* Work required *
Search the listing for "nach" and copy every line where it appears.

* Exercise material *
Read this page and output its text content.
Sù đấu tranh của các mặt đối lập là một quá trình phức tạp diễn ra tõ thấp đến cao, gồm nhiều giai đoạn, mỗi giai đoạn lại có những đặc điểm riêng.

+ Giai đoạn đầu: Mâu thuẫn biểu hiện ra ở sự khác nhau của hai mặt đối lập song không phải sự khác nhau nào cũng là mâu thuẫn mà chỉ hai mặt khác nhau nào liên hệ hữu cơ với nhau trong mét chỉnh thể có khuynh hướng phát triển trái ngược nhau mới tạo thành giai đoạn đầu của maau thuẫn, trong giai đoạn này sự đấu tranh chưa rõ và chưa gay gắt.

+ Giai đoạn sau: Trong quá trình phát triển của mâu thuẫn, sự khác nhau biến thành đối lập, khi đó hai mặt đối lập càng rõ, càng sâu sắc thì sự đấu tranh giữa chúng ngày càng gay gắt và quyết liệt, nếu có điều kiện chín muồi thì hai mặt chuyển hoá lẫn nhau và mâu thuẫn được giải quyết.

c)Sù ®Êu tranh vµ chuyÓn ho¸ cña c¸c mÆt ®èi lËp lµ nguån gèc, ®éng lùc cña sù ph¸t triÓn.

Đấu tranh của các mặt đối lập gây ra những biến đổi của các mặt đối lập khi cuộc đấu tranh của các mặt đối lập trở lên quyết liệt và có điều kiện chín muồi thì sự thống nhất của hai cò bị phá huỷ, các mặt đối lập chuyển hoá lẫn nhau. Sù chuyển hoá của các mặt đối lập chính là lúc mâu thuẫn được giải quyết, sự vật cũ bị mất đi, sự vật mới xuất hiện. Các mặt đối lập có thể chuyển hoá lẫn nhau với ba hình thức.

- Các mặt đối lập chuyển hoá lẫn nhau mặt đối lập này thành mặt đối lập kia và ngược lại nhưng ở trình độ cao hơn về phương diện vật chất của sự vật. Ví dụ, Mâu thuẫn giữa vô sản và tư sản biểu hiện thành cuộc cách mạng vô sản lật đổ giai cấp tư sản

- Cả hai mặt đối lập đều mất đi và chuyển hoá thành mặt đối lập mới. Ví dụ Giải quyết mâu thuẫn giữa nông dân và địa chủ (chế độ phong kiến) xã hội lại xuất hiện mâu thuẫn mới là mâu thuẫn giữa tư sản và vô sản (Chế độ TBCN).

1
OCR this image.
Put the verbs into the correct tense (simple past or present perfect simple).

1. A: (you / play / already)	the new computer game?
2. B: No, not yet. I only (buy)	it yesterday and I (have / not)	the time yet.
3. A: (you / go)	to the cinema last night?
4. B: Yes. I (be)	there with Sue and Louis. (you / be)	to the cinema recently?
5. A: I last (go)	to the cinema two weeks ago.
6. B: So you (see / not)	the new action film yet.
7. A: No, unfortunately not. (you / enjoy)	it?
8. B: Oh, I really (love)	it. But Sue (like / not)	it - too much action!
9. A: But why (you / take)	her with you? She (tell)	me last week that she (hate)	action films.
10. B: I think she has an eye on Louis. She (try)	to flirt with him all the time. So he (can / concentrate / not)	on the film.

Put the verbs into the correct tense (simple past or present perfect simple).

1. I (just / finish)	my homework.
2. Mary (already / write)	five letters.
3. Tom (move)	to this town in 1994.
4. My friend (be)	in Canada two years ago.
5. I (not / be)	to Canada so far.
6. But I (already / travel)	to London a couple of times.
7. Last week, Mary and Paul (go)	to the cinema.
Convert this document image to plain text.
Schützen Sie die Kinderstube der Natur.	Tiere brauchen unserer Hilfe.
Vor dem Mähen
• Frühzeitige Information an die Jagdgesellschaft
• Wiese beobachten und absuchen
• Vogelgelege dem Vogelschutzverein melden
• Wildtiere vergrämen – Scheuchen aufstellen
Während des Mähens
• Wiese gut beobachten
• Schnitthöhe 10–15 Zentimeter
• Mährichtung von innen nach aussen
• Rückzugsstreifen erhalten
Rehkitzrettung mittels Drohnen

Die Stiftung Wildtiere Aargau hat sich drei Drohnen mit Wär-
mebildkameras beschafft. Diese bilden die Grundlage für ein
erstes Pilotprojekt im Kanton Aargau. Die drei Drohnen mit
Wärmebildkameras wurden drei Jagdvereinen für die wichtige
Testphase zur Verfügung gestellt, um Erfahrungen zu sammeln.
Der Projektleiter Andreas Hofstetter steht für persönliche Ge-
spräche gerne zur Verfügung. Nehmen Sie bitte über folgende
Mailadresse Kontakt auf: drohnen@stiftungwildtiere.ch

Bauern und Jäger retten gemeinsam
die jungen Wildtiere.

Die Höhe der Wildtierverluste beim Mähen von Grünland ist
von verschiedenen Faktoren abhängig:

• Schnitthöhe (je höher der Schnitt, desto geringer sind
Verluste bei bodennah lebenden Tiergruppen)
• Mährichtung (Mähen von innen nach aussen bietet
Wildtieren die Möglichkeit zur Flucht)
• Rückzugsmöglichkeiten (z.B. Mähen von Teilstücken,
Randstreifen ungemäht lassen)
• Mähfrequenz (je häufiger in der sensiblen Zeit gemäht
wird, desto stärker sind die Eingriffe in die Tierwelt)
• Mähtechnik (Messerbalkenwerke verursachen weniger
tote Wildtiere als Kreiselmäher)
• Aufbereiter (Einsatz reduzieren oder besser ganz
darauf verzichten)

* Written reply *
• Mährichtung von innen nach aussen
• Mährichtung (Mähen von innen nach aussen bietet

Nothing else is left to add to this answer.